++++ Supplied entries

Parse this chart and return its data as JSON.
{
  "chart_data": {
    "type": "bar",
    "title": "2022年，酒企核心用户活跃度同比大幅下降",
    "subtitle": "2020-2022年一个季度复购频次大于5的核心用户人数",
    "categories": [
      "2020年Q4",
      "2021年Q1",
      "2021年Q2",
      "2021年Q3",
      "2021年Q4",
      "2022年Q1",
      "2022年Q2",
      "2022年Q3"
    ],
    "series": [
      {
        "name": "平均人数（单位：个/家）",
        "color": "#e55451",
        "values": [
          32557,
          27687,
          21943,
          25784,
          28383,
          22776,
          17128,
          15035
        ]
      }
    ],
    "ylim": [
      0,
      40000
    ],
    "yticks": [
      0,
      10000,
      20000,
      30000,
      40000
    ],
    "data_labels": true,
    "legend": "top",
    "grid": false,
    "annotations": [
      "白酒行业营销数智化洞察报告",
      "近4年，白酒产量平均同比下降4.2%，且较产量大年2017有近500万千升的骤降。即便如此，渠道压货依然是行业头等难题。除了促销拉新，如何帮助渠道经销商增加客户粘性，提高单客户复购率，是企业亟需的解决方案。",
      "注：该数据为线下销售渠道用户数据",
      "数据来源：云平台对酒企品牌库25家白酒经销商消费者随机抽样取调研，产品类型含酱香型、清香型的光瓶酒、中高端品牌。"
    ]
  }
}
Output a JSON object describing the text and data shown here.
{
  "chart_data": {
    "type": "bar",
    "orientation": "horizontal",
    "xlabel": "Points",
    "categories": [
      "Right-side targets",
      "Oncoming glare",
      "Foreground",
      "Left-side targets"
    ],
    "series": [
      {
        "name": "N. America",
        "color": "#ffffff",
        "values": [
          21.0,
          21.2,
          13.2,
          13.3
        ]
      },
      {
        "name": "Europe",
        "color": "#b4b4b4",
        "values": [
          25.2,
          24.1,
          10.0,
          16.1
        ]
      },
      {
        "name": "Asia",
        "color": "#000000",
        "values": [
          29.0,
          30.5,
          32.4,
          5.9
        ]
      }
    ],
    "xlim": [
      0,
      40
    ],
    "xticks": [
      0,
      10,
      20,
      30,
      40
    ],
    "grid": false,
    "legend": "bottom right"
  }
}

++++++++

### What is being asked
From the entries above, copy every line that holds the word "targets".

### Full solution
      "Right-side targets",
      "Left-side targets"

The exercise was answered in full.